(Entries from a visual dataset)
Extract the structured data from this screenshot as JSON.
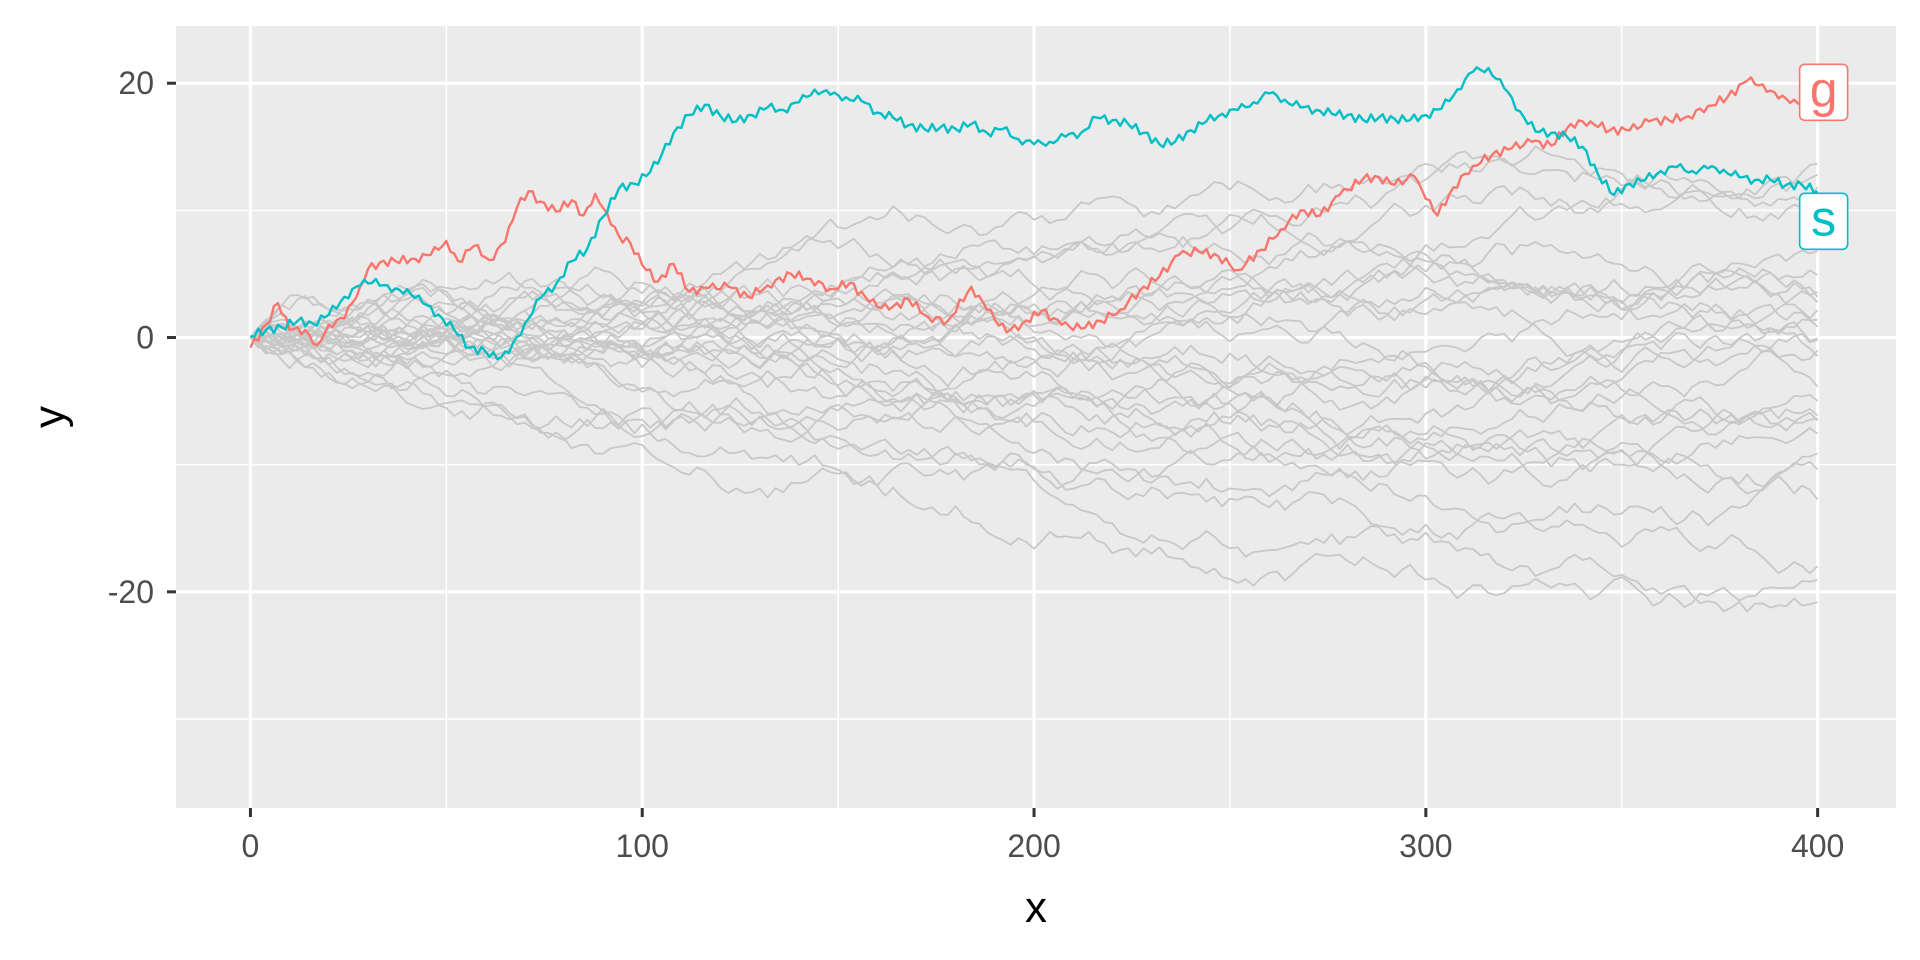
{
  "chart_data": {
    "type": "line",
    "title": "",
    "xlabel": "x",
    "ylabel": "y",
    "xlim": [
      -19,
      420
    ],
    "ylim": [
      -37,
      24.5
    ],
    "x_ticks": [
      0,
      100,
      200,
      300,
      400
    ],
    "x_tick_labels": [
      "0",
      "100",
      "200",
      "300",
      "400"
    ],
    "y_ticks": [
      -20,
      0,
      20
    ],
    "y_tick_labels": [
      "-20",
      "0",
      "20"
    ],
    "grid": true,
    "legend": "none",
    "background_series_count": 28,
    "background_color": "#c8c8c8",
    "panel_color": "#ebebeb",
    "highlighted_series": [
      {
        "name": "g",
        "color": "#f8766d",
        "points": [
          [
            0,
            -0.8
          ],
          [
            4,
            1
          ],
          [
            7,
            2.7
          ],
          [
            10,
            0.6
          ],
          [
            14,
            0.6
          ],
          [
            17,
            -0.6
          ],
          [
            20,
            1
          ],
          [
            24,
            1.5
          ],
          [
            28,
            4
          ],
          [
            30,
            5.4
          ],
          [
            33,
            5.9
          ],
          [
            37,
            6
          ],
          [
            42,
            6.2
          ],
          [
            46,
            6.5
          ],
          [
            50,
            7.6
          ],
          [
            53,
            6
          ],
          [
            57,
            7.2
          ],
          [
            61,
            6.1
          ],
          [
            65,
            7.5
          ],
          [
            68,
            10.2
          ],
          [
            71,
            11.5
          ],
          [
            74,
            10.7
          ],
          [
            78,
            9.9
          ],
          [
            82,
            10.8
          ],
          [
            85,
            9.6
          ],
          [
            88,
            11.3
          ],
          [
            91,
            9.8
          ],
          [
            94,
            8
          ],
          [
            97,
            7.4
          ],
          [
            100,
            5.7
          ],
          [
            104,
            4.4
          ],
          [
            108,
            5.8
          ],
          [
            112,
            3.6
          ],
          [
            117,
            3.9
          ],
          [
            122,
            4
          ],
          [
            127,
            3.2
          ],
          [
            132,
            4.1
          ],
          [
            138,
            5
          ],
          [
            143,
            4.6
          ],
          [
            148,
            3.8
          ],
          [
            153,
            4.3
          ],
          [
            158,
            2.8
          ],
          [
            163,
            2.2
          ],
          [
            168,
            3
          ],
          [
            173,
            1.6
          ],
          [
            178,
            1.3
          ],
          [
            184,
            4
          ],
          [
            188,
            2.2
          ],
          [
            193,
            0.4
          ],
          [
            197,
            1.1
          ],
          [
            202,
            2.1
          ],
          [
            207,
            1
          ],
          [
            212,
            0.7
          ],
          [
            217,
            1.3
          ],
          [
            222,
            2.2
          ],
          [
            227,
            3.7
          ],
          [
            232,
            4.8
          ],
          [
            237,
            6.5
          ],
          [
            242,
            6.8
          ],
          [
            247,
            6.4
          ],
          [
            252,
            5.3
          ],
          [
            258,
            6.9
          ],
          [
            263,
            8.5
          ],
          [
            268,
            10
          ],
          [
            273,
            9.6
          ],
          [
            278,
            11.2
          ],
          [
            284,
            12.5
          ],
          [
            288,
            12.6
          ],
          [
            292,
            12
          ],
          [
            297,
            12.7
          ],
          [
            300,
            10.9
          ],
          [
            303,
            9.6
          ],
          [
            307,
            11.8
          ],
          [
            312,
            13.5
          ],
          [
            317,
            14.4
          ],
          [
            322,
            14.9
          ],
          [
            327,
            15.4
          ],
          [
            332,
            15.1
          ],
          [
            337,
            16.8
          ],
          [
            342,
            17
          ],
          [
            347,
            16.3
          ],
          [
            352,
            16.3
          ],
          [
            357,
            17
          ],
          [
            362,
            17.1
          ],
          [
            367,
            17.4
          ],
          [
            372,
            18.2
          ],
          [
            377,
            18.9
          ],
          [
            382,
            20.2
          ],
          [
            386,
            19.9
          ],
          [
            390,
            18.8
          ],
          [
            394,
            18.7
          ],
          [
            398,
            18.3
          ],
          [
            400,
            17.4
          ]
        ]
      },
      {
        "name": "s",
        "color": "#00bfc4",
        "points": [
          [
            0,
            0.1
          ],
          [
            4,
            0.6
          ],
          [
            8,
            0.8
          ],
          [
            12,
            1.3
          ],
          [
            16,
            1.1
          ],
          [
            20,
            1.8
          ],
          [
            24,
            3.2
          ],
          [
            28,
            4.1
          ],
          [
            32,
            4.6
          ],
          [
            36,
            3.6
          ],
          [
            40,
            3.8
          ],
          [
            44,
            2.7
          ],
          [
            48,
            1.8
          ],
          [
            52,
            0.6
          ],
          [
            56,
            -0.8
          ],
          [
            60,
            -1.1
          ],
          [
            63,
            -1.7
          ],
          [
            66,
            -1.2
          ],
          [
            70,
            1.1
          ],
          [
            74,
            3.1
          ],
          [
            78,
            4.2
          ],
          [
            82,
            6
          ],
          [
            86,
            7
          ],
          [
            90,
            9.5
          ],
          [
            94,
            11.7
          ],
          [
            98,
            12.1
          ],
          [
            102,
            13
          ],
          [
            105,
            14.4
          ],
          [
            108,
            16.1
          ],
          [
            112,
            17.5
          ],
          [
            116,
            18.3
          ],
          [
            120,
            17.4
          ],
          [
            124,
            17
          ],
          [
            128,
            17.5
          ],
          [
            132,
            18.1
          ],
          [
            136,
            17.9
          ],
          [
            140,
            18.5
          ],
          [
            144,
            19.5
          ],
          [
            148,
            19.1
          ],
          [
            152,
            18.9
          ],
          [
            156,
            18.6
          ],
          [
            160,
            17.7
          ],
          [
            164,
            17.3
          ],
          [
            168,
            16.7
          ],
          [
            172,
            16.4
          ],
          [
            176,
            16.5
          ],
          [
            180,
            16.4
          ],
          [
            184,
            16.8
          ],
          [
            188,
            16.1
          ],
          [
            192,
            16.4
          ],
          [
            196,
            15.6
          ],
          [
            200,
            15.2
          ],
          [
            204,
            15.4
          ],
          [
            208,
            15.8
          ],
          [
            212,
            16.1
          ],
          [
            216,
            17.3
          ],
          [
            220,
            17.1
          ],
          [
            224,
            16.8
          ],
          [
            228,
            16.1
          ],
          [
            232,
            15.2
          ],
          [
            236,
            15.4
          ],
          [
            240,
            16.3
          ],
          [
            244,
            17
          ],
          [
            248,
            17.6
          ],
          [
            252,
            17.9
          ],
          [
            256,
            18.5
          ],
          [
            260,
            19.2
          ],
          [
            264,
            18.7
          ],
          [
            268,
            18.1
          ],
          [
            272,
            17.9
          ],
          [
            276,
            17.6
          ],
          [
            280,
            17.5
          ],
          [
            284,
            17.1
          ],
          [
            288,
            17.3
          ],
          [
            292,
            17.2
          ],
          [
            296,
            17.1
          ],
          [
            300,
            17.5
          ],
          [
            304,
            18
          ],
          [
            308,
            19.5
          ],
          [
            312,
            20.9
          ],
          [
            316,
            21.2
          ],
          [
            320,
            19.6
          ],
          [
            324,
            17.8
          ],
          [
            328,
            16.2
          ],
          [
            332,
            16.1
          ],
          [
            336,
            15.8
          ],
          [
            340,
            15
          ],
          [
            344,
            12.8
          ],
          [
            348,
            11.2
          ],
          [
            352,
            12.1
          ],
          [
            356,
            12.4
          ],
          [
            360,
            13.1
          ],
          [
            364,
            13.4
          ],
          [
            368,
            13.1
          ],
          [
            372,
            13.3
          ],
          [
            376,
            13.2
          ],
          [
            380,
            12.6
          ],
          [
            384,
            12.4
          ],
          [
            388,
            12.4
          ],
          [
            392,
            12
          ],
          [
            396,
            12
          ],
          [
            400,
            11.5
          ]
        ]
      }
    ]
  }
}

-- Written exercise --
Give the entries again without a single change, but with no pictures.

-- Full response --
Extract the structured data from this screenshot as JSON.
{
  "chart_data": {
    "type": "line",
    "title": "",
    "xlabel": "x",
    "ylabel": "y",
    "xlim": [
      -19,
      420
    ],
    "ylim": [
      -37,
      24.5
    ],
    "x_ticks": [
      0,
      100,
      200,
      300,
      400
    ],
    "x_tick_labels": [
      "0",
      "100",
      "200",
      "300",
      "400"
    ],
    "y_ticks": [
      -20,
      0,
      20
    ],
    "y_tick_labels": [
      "-20",
      "0",
      "20"
    ],
    "grid": true,
    "legend": "none",
    "background_series_count": 28,
    "background_color": "#c8c8c8",
    "panel_color": "#ebebeb",
    "highlighted_series": [
      {
        "name": "g",
        "color": "#f8766d",
        "points": [
          [
            0,
            -0.8
          ],
          [
            4,
            1
          ],
          [
            7,
            2.7
          ],
          [
            10,
            0.6
          ],
          [
            14,
            0.6
          ],
          [
            17,
            -0.6
          ],
          [
            20,
            1
          ],
          [
            24,
            1.5
          ],
          [
            28,
            4
          ],
          [
            30,
            5.4
          ],
          [
            33,
            5.9
          ],
          [
            37,
            6
          ],
          [
            42,
            6.2
          ],
          [
            46,
            6.5
          ],
          [
            50,
            7.6
          ],
          [
            53,
            6
          ],
          [
            57,
            7.2
          ],
          [
            61,
            6.1
          ],
          [
            65,
            7.5
          ],
          [
            68,
            10.2
          ],
          [
            71,
            11.5
          ],
          [
            74,
            10.7
          ],
          [
            78,
            9.9
          ],
          [
            82,
            10.8
          ],
          [
            85,
            9.6
          ],
          [
            88,
            11.3
          ],
          [
            91,
            9.8
          ],
          [
            94,
            8
          ],
          [
            97,
            7.4
          ],
          [
            100,
            5.7
          ],
          [
            104,
            4.4
          ],
          [
            108,
            5.8
          ],
          [
            112,
            3.6
          ],
          [
            117,
            3.9
          ],
          [
            122,
            4
          ],
          [
            127,
            3.2
          ],
          [
            132,
            4.1
          ],
          [
            138,
            5
          ],
          [
            143,
            4.6
          ],
          [
            148,
            3.8
          ],
          [
            153,
            4.3
          ],
          [
            158,
            2.8
          ],
          [
            163,
            2.2
          ],
          [
            168,
            3
          ],
          [
            173,
            1.6
          ],
          [
            178,
            1.3
          ],
          [
            184,
            4
          ],
          [
            188,
            2.2
          ],
          [
            193,
            0.4
          ],
          [
            197,
            1.1
          ],
          [
            202,
            2.1
          ],
          [
            207,
            1
          ],
          [
            212,
            0.7
          ],
          [
            217,
            1.3
          ],
          [
            222,
            2.2
          ],
          [
            227,
            3.7
          ],
          [
            232,
            4.8
          ],
          [
            237,
            6.5
          ],
          [
            242,
            6.8
          ],
          [
            247,
            6.4
          ],
          [
            252,
            5.3
          ],
          [
            258,
            6.9
          ],
          [
            263,
            8.5
          ],
          [
            268,
            10
          ],
          [
            273,
            9.6
          ],
          [
            278,
            11.2
          ],
          [
            284,
            12.5
          ],
          [
            288,
            12.6
          ],
          [
            292,
            12
          ],
          [
            297,
            12.7
          ],
          [
            300,
            10.9
          ],
          [
            303,
            9.6
          ],
          [
            307,
            11.8
          ],
          [
            312,
            13.5
          ],
          [
            317,
            14.4
          ],
          [
            322,
            14.9
          ],
          [
            327,
            15.4
          ],
          [
            332,
            15.1
          ],
          [
            337,
            16.8
          ],
          [
            342,
            17
          ],
          [
            347,
            16.3
          ],
          [
            352,
            16.3
          ],
          [
            357,
            17
          ],
          [
            362,
            17.1
          ],
          [
            367,
            17.4
          ],
          [
            372,
            18.2
          ],
          [
            377,
            18.9
          ],
          [
            382,
            20.2
          ],
          [
            386,
            19.9
          ],
          [
            390,
            18.8
          ],
          [
            394,
            18.7
          ],
          [
            398,
            18.3
          ],
          [
            400,
            17.4
          ]
        ]
      },
      {
        "name": "s",
        "color": "#00bfc4",
        "points": [
          [
            0,
            0.1
          ],
          [
            4,
            0.6
          ],
          [
            8,
            0.8
          ],
          [
            12,
            1.3
          ],
          [
            16,
            1.1
          ],
          [
            20,
            1.8
          ],
          [
            24,
            3.2
          ],
          [
            28,
            4.1
          ],
          [
            32,
            4.6
          ],
          [
            36,
            3.6
          ],
          [
            40,
            3.8
          ],
          [
            44,
            2.7
          ],
          [
            48,
            1.8
          ],
          [
            52,
            0.6
          ],
          [
            56,
            -0.8
          ],
          [
            60,
            -1.1
          ],
          [
            63,
            -1.7
          ],
          [
            66,
            -1.2
          ],
          [
            70,
            1.1
          ],
          [
            74,
            3.1
          ],
          [
            78,
            4.2
          ],
          [
            82,
            6
          ],
          [
            86,
            7
          ],
          [
            90,
            9.5
          ],
          [
            94,
            11.7
          ],
          [
            98,
            12.1
          ],
          [
            102,
            13
          ],
          [
            105,
            14.4
          ],
          [
            108,
            16.1
          ],
          [
            112,
            17.5
          ],
          [
            116,
            18.3
          ],
          [
            120,
            17.4
          ],
          [
            124,
            17
          ],
          [
            128,
            17.5
          ],
          [
            132,
            18.1
          ],
          [
            136,
            17.9
          ],
          [
            140,
            18.5
          ],
          [
            144,
            19.5
          ],
          [
            148,
            19.1
          ],
          [
            152,
            18.9
          ],
          [
            156,
            18.6
          ],
          [
            160,
            17.7
          ],
          [
            164,
            17.3
          ],
          [
            168,
            16.7
          ],
          [
            172,
            16.4
          ],
          [
            176,
            16.5
          ],
          [
            180,
            16.4
          ],
          [
            184,
            16.8
          ],
          [
            188,
            16.1
          ],
          [
            192,
            16.4
          ],
          [
            196,
            15.6
          ],
          [
            200,
            15.2
          ],
          [
            204,
            15.4
          ],
          [
            208,
            15.8
          ],
          [
            212,
            16.1
          ],
          [
            216,
            17.3
          ],
          [
            220,
            17.1
          ],
          [
            224,
            16.8
          ],
          [
            228,
            16.1
          ],
          [
            232,
            15.2
          ],
          [
            236,
            15.4
          ],
          [
            240,
            16.3
          ],
          [
            244,
            17
          ],
          [
            248,
            17.6
          ],
          [
            252,
            17.9
          ],
          [
            256,
            18.5
          ],
          [
            260,
            19.2
          ],
          [
            264,
            18.7
          ],
          [
            268,
            18.1
          ],
          [
            272,
            17.9
          ],
          [
            276,
            17.6
          ],
          [
            280,
            17.5
          ],
          [
            284,
            17.1
          ],
          [
            288,
            17.3
          ],
          [
            292,
            17.2
          ],
          [
            296,
            17.1
          ],
          [
            300,
            17.5
          ],
          [
            304,
            18
          ],
          [
            308,
            19.5
          ],
          [
            312,
            20.9
          ],
          [
            316,
            21.2
          ],
          [
            320,
            19.6
          ],
          [
            324,
            17.8
          ],
          [
            328,
            16.2
          ],
          [
            332,
            16.1
          ],
          [
            336,
            15.8
          ],
          [
            340,
            15
          ],
          [
            344,
            12.8
          ],
          [
            348,
            11.2
          ],
          [
            352,
            12.1
          ],
          [
            356,
            12.4
          ],
          [
            360,
            13.1
          ],
          [
            364,
            13.4
          ],
          [
            368,
            13.1
          ],
          [
            372,
            13.3
          ],
          [
            376,
            13.2
          ],
          [
            380,
            12.6
          ],
          [
            384,
            12.4
          ],
          [
            388,
            12.4
          ],
          [
            392,
            12
          ],
          [
            396,
            12
          ],
          [
            400,
            11.5
          ]
        ]
      }
    ]
  }
}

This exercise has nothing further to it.